=== Data entries ===
----------

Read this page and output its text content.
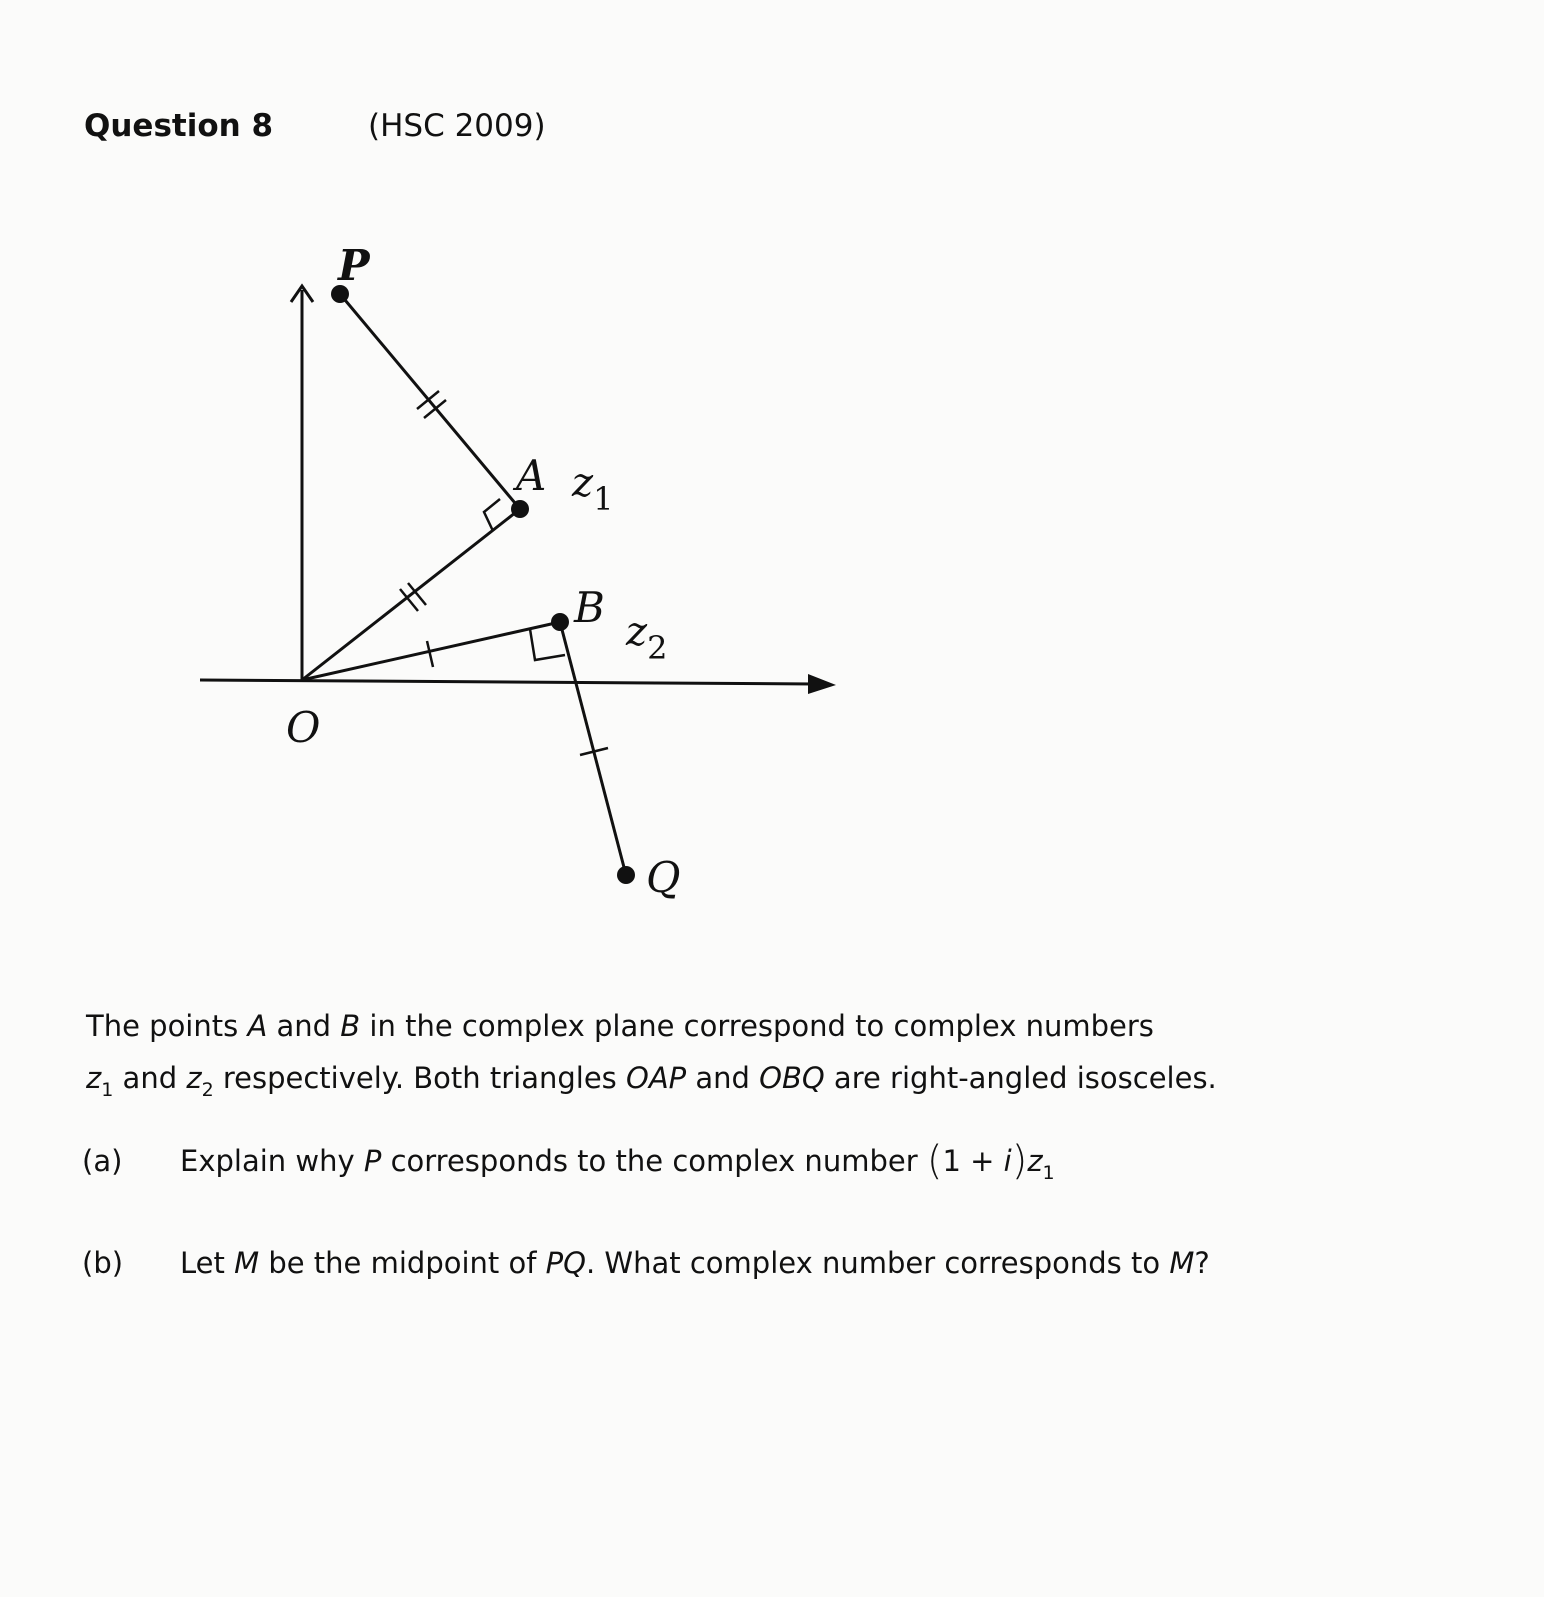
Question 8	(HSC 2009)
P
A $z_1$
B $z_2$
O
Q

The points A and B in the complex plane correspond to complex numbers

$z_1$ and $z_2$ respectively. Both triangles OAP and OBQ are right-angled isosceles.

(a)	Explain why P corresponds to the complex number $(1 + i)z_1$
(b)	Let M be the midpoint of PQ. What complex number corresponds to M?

----------

=== Exercise requirements ===
Your copy should repeat each entry above exactly but contain no pictures.

=== Task answer ===
Read this page and output its text content.
Question 8	(HSC 2009)
P
A $z_1$
B $z_2$
O
Q

The points A and B in the complex plane correspond to complex numbers

$z_1$ and $z_2$ respectively. Both triangles OAP and OBQ are right-angled isosceles.

(a)	Explain why P corresponds to the complex number $(1 + i)z_1$
(b)	Let M be the midpoint of PQ. What complex number corresponds to M?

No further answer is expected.